Given request -> Your task is to reproduce the material exactly.

───── Input for this task ─────

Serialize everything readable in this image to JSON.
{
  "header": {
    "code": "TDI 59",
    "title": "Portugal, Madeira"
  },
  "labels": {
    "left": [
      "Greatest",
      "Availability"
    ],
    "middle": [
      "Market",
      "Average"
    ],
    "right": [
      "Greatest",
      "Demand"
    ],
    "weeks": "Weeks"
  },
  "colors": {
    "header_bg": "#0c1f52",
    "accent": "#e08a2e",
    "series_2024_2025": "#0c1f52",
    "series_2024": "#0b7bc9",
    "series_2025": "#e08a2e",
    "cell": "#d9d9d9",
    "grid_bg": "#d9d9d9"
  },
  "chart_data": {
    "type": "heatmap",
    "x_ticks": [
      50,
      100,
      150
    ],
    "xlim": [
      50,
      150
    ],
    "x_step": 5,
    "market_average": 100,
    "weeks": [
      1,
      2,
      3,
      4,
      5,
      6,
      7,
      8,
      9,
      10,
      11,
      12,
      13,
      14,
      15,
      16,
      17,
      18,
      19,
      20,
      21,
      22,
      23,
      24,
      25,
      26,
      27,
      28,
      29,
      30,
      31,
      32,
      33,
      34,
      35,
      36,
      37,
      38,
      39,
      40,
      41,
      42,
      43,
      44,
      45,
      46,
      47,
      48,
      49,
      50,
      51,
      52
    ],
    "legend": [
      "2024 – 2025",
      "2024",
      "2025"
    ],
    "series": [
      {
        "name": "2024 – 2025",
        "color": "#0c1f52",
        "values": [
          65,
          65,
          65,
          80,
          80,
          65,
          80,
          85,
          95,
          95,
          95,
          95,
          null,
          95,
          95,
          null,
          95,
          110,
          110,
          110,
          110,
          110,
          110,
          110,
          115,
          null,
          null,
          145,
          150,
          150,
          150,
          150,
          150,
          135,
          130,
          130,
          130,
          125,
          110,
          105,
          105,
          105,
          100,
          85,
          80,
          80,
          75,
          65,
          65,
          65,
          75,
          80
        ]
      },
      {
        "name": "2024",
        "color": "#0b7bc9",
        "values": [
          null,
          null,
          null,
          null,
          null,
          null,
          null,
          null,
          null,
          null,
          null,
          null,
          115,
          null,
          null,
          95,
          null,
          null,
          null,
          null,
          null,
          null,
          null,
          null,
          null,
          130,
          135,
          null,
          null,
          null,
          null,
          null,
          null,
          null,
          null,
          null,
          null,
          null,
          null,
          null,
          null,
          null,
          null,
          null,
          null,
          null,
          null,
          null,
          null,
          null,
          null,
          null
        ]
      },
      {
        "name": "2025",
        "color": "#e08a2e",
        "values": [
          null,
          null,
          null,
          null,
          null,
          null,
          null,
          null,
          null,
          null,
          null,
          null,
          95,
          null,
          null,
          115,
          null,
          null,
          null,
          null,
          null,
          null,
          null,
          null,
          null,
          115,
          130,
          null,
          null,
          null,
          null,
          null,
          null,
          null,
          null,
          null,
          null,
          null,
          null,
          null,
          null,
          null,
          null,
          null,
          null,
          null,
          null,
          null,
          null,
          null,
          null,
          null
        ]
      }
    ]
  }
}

─────

Full response ->
Serialize everything readable in this image to JSON.
{
  "header": {
    "code": "TDI 59",
    "title": "Portugal, Madeira"
  },
  "labels": {
    "left": [
      "Greatest",
      "Availability"
    ],
    "middle": [
      "Market",
      "Average"
    ],
    "right": [
      "Greatest",
      "Demand"
    ],
    "weeks": "Weeks"
  },
  "colors": {
    "header_bg": "#0c1f52",
    "accent": "#e08a2e",
    "series_2024_2025": "#0c1f52",
    "series_2024": "#0b7bc9",
    "series_2025": "#e08a2e",
    "cell": "#d9d9d9",
    "grid_bg": "#d9d9d9"
  },
  "chart_data": {
    "type": "heatmap",
    "x_ticks": [
      50,
      100,
      150
    ],
    "xlim": [
      50,
      150
    ],
    "x_step": 5,
    "market_average": 100,
    "weeks": [
      1,
      2,
      3,
      4,
      5,
      6,
      7,
      8,
      9,
      10,
      11,
      12,
      13,
      14,
      15,
      16,
      17,
      18,
      19,
      20,
      21,
      22,
      23,
      24,
      25,
      26,
      27,
      28,
      29,
      30,
      31,
      32,
      33,
      34,
      35,
      36,
      37,
      38,
      39,
      40,
      41,
      42,
      43,
      44,
      45,
      46,
      47,
      48,
      49,
      50,
      51,
      52
    ],
    "legend": [
      "2024 – 2025",
      "2024",
      "2025"
    ],
    "series": [
      {
        "name": "2024 – 2025",
        "color": "#0c1f52",
        "values": [
          65,
          65,
          65,
          80,
          80,
          65,
          80,
          85,
          95,
          95,
          95,
          95,
          null,
          95,
          95,
          null,
          95,
          110,
          110,
          110,
          110,
          110,
          110,
          110,
          115,
          null,
          null,
          145,
          150,
          150,
          150,
          150,
          150,
          135,
          130,
          130,
          130,
          125,
          110,
          105,
          105,
          105,
          100,
          85,
          80,
          80,
          75,
          65,
          65,
          65,
          75,
          80
        ]
      },
      {
        "name": "2024",
        "color": "#0b7bc9",
        "values": [
          null,
          null,
          null,
          null,
          null,
          null,
          null,
          null,
          null,
          null,
          null,
          null,
          115,
          null,
          null,
          95,
          null,
          null,
          null,
          null,
          null,
          null,
          null,
          null,
          null,
          130,
          135,
          null,
          null,
          null,
          null,
          null,
          null,
          null,
          null,
          null,
          null,
          null,
          null,
          null,
          null,
          null,
          null,
          null,
          null,
          null,
          null,
          null,
          null,
          null,
          null,
          null
        ]
      },
      {
        "name": "2025",
        "color": "#e08a2e",
        "values": [
          null,
          null,
          null,
          null,
          null,
          null,
          null,
          null,
          null,
          null,
          null,
          null,
          95,
          null,
          null,
          115,
          null,
          null,
          null,
          null,
          null,
          null,
          null,
          null,
          null,
          115,
          130,
          null,
          null,
          null,
          null,
          null,
          null,
          null,
          null,
          null,
          null,
          null,
          null,
          null,
          null,
          null,
          null,
          null,
          null,
          null,
          null,
          null,
          null,
          null,
          null,
          null
        ]
      }
    ]
  }
}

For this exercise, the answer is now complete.